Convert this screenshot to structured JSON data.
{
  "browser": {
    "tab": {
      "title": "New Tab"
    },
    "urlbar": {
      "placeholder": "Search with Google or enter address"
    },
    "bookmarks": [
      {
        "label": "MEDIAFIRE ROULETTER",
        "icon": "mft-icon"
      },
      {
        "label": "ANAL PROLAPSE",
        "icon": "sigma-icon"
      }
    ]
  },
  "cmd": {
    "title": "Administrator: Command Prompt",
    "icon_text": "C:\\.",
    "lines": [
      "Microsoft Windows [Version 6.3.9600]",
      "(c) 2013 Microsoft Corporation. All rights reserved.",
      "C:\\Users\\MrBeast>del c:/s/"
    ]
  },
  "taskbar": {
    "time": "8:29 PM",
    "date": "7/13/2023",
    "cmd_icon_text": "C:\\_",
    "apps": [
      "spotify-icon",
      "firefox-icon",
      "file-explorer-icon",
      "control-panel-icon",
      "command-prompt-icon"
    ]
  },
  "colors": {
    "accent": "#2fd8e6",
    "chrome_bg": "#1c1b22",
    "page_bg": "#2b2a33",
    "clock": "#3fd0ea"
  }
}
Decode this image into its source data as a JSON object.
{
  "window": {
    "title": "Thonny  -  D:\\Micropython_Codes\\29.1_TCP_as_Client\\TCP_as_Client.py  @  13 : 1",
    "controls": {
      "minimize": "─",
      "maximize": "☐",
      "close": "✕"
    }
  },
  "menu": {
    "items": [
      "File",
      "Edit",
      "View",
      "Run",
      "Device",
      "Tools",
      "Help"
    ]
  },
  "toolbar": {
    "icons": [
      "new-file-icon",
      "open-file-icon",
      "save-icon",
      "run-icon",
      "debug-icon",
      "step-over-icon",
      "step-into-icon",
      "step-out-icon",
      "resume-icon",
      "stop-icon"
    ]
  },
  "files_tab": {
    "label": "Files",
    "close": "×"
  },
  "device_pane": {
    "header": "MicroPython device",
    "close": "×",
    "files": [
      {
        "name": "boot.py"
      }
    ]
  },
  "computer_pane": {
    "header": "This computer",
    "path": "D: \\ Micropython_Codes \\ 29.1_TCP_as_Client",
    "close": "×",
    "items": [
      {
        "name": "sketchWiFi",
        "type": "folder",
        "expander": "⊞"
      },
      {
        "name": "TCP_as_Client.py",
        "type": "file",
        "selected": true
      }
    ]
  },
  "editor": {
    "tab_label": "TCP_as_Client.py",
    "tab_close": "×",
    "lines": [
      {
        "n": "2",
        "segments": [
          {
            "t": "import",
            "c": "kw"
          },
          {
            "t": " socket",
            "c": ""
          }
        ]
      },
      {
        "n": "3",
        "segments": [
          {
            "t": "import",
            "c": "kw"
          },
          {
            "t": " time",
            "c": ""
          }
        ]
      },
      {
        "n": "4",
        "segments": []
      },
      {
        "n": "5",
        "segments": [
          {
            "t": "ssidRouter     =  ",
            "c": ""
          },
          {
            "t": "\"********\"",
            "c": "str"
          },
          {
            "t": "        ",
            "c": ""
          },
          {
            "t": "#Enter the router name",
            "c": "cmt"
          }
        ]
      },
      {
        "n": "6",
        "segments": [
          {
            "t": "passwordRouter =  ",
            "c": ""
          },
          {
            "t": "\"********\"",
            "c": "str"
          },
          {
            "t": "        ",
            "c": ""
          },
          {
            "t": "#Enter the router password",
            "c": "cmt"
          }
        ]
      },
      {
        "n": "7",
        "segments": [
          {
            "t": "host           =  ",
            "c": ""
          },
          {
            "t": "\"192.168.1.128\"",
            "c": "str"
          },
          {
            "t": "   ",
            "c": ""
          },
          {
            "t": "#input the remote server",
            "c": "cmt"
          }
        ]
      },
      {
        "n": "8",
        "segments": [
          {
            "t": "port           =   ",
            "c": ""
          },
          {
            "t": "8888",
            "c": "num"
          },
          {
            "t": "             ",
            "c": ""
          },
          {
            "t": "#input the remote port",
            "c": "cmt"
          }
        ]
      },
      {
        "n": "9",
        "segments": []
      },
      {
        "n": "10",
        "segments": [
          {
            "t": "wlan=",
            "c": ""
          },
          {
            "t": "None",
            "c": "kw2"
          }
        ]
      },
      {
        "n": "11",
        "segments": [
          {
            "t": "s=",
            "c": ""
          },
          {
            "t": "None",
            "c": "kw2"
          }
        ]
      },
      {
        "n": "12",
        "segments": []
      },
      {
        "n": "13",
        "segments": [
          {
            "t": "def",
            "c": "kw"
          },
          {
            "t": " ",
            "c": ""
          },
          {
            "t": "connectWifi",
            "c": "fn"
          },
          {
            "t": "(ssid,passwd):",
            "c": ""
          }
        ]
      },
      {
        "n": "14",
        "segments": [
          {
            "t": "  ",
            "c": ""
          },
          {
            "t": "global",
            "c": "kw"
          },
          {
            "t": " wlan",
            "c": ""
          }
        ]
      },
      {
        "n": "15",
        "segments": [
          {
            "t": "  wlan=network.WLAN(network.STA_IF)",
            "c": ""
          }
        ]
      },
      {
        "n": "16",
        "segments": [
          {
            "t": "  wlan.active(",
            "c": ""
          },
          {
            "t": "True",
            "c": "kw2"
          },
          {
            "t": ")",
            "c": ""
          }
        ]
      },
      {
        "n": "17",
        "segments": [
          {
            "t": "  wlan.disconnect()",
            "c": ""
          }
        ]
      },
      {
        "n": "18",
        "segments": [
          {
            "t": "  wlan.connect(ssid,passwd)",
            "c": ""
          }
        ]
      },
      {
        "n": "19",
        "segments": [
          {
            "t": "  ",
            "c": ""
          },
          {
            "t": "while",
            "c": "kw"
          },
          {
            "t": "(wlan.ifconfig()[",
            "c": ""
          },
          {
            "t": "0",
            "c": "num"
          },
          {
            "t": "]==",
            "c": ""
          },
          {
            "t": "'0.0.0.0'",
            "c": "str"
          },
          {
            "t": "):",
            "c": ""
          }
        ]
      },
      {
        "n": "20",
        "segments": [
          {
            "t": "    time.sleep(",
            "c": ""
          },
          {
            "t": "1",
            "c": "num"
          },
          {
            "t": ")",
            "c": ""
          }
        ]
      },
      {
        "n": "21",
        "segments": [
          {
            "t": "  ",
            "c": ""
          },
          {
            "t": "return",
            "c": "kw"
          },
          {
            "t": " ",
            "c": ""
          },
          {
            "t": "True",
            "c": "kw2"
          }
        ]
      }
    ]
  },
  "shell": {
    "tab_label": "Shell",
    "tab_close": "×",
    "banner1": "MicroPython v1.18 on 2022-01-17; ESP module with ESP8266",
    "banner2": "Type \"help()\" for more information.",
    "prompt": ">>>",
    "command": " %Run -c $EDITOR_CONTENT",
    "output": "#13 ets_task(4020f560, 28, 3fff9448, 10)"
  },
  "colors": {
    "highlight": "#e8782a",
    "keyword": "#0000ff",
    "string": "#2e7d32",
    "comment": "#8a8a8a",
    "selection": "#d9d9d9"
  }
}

──────────

WHAT TO WORK ON ▸ Using the data above, copy each line that contains "input".

FINAL RESULT ▸
            "t": "#input the remote server",
            "t": "#input the remote port",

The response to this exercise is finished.